TASK STATEMENT:
Lift out each line of the data that holds "alexmar".

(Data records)
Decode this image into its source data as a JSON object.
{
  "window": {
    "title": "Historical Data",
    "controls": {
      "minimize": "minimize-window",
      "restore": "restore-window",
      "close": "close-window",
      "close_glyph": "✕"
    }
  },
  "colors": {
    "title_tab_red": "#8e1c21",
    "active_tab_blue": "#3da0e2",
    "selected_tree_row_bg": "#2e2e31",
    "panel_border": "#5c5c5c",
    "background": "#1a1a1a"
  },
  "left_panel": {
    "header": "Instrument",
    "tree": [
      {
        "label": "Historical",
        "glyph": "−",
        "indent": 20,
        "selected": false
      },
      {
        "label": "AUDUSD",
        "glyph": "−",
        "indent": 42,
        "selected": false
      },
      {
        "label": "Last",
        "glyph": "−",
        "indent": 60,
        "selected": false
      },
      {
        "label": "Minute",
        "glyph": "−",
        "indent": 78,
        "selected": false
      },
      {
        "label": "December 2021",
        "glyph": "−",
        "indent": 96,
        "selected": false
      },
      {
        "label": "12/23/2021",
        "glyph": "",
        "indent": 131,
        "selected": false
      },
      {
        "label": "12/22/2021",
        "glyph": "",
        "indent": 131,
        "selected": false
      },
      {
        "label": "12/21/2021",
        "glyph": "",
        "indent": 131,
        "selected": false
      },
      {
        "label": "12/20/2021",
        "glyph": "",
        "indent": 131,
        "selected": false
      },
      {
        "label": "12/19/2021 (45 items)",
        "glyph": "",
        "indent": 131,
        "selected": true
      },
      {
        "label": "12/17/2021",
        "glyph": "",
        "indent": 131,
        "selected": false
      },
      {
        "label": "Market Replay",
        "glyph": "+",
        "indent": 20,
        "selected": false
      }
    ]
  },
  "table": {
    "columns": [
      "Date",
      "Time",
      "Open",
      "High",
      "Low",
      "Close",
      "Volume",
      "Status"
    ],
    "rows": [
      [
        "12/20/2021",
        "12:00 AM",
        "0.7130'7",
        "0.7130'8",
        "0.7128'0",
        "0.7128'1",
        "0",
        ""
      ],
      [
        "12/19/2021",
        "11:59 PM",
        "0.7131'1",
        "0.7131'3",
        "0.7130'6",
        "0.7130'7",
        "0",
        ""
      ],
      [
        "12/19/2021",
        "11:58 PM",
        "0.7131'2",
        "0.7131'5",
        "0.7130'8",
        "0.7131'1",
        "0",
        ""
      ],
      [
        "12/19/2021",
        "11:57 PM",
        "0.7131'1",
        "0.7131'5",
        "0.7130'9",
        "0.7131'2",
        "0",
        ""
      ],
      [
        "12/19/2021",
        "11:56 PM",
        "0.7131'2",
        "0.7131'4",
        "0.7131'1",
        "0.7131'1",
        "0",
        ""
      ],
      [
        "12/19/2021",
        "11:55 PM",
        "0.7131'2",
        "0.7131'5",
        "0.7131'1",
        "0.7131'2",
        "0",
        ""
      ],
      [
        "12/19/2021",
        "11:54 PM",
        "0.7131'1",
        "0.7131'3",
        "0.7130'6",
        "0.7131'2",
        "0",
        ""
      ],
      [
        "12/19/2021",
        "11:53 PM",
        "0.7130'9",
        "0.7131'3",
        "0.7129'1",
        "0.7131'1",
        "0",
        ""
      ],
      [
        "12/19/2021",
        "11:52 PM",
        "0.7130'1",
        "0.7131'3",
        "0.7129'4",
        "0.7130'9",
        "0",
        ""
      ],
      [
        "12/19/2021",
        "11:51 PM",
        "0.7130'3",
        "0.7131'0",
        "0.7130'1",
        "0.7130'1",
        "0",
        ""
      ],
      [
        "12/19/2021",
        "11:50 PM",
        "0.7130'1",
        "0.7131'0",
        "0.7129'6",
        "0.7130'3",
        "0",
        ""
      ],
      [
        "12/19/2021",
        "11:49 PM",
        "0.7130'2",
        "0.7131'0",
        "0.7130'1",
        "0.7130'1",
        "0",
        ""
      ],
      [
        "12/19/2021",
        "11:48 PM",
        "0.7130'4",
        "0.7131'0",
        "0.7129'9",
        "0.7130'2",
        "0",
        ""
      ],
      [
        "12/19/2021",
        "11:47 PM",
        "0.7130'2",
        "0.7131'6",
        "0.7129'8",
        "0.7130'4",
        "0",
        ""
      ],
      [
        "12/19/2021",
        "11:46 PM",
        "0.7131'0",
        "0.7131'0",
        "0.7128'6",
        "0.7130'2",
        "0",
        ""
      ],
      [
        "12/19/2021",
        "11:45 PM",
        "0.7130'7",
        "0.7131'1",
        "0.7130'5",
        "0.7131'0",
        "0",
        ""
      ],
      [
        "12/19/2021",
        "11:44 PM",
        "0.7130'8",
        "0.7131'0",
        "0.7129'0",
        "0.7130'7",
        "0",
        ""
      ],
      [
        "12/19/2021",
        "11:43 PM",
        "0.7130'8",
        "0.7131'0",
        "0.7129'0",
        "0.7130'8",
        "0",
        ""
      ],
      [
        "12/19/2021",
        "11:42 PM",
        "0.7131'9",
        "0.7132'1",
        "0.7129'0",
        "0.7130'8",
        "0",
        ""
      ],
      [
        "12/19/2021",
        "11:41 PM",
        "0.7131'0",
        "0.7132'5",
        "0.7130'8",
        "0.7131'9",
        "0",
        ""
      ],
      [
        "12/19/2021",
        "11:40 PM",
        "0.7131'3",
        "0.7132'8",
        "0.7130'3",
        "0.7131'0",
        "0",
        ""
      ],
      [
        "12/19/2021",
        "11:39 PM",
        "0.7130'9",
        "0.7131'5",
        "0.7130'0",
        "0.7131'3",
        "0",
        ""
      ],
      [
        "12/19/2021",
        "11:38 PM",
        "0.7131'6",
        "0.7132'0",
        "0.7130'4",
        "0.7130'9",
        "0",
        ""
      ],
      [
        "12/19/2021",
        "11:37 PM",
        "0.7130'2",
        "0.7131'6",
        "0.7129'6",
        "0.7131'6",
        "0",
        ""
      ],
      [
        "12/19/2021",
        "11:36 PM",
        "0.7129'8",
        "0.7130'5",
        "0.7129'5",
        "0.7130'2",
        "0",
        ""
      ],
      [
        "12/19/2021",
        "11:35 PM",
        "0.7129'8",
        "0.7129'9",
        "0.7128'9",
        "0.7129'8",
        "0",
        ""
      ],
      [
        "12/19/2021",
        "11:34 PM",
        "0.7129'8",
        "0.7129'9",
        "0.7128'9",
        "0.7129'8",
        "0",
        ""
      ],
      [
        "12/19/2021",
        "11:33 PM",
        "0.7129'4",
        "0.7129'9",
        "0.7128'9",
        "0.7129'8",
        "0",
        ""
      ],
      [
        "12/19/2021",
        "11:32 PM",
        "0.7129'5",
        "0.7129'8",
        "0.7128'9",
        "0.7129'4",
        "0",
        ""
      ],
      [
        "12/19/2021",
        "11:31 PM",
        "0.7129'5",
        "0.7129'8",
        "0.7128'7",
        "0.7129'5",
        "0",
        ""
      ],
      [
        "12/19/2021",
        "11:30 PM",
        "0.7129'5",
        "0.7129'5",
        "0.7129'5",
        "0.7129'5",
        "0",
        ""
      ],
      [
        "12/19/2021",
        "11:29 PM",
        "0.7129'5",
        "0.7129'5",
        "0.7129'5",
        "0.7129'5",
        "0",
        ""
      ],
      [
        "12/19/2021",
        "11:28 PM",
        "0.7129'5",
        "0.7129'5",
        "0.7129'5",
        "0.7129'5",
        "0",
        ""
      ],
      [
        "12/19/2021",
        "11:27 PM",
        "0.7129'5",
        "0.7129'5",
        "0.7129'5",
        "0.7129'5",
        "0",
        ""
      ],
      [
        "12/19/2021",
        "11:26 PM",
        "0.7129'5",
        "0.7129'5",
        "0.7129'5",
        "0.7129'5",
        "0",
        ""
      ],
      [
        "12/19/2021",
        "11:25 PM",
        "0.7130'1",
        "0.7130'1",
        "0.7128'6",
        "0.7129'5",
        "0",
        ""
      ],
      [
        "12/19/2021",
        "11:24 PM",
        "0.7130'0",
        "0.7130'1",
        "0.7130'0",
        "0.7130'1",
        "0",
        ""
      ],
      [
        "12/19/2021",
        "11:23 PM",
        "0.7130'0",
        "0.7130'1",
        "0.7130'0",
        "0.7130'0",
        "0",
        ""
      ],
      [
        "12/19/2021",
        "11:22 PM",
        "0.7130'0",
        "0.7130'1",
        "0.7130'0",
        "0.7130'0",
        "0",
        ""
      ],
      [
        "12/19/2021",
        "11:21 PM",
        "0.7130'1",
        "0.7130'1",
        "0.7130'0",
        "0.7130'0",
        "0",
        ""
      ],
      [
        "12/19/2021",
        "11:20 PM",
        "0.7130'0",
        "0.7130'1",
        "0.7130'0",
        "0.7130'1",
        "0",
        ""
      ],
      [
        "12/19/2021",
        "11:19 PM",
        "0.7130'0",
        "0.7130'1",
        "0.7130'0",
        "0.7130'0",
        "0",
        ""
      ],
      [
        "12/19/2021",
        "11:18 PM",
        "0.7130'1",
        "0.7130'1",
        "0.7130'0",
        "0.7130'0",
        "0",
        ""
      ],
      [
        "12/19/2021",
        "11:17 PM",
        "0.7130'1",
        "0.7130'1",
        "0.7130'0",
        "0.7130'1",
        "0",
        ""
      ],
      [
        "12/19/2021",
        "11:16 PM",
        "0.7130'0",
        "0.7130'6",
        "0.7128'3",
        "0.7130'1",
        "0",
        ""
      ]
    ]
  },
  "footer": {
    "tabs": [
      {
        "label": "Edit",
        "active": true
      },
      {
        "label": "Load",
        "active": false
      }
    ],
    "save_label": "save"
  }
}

==

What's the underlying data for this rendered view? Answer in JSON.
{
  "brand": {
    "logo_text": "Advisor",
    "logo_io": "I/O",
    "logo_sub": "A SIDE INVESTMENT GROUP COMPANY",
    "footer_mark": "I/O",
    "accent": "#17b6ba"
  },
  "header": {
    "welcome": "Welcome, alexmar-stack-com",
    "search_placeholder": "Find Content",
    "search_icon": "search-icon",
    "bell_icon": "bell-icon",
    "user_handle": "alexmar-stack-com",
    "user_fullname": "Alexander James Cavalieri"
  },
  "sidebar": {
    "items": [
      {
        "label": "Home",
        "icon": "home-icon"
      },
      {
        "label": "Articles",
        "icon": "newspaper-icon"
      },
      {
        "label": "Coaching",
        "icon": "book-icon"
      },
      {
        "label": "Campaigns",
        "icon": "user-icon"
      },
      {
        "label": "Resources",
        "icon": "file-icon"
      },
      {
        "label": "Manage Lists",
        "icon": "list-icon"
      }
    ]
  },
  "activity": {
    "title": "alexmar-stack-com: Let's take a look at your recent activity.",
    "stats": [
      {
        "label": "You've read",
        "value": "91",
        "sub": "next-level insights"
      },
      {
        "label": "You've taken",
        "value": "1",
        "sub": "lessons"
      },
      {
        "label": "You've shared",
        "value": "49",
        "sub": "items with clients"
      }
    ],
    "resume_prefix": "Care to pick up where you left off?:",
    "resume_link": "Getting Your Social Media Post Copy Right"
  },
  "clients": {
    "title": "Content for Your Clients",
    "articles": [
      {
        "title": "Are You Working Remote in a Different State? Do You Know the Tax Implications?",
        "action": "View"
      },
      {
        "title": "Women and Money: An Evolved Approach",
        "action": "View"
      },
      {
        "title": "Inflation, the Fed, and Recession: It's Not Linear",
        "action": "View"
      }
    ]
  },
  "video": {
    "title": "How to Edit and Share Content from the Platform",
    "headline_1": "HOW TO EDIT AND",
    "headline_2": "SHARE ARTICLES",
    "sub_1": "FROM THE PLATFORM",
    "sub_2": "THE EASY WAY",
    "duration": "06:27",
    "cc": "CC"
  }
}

THE RESPONSE:
    "welcome": "Welcome, alexmar-stack-com",
    "user_handle": "alexmar-stack-com",
    "title": "alexmar-stack-com: Let's take a look at your recent activity.",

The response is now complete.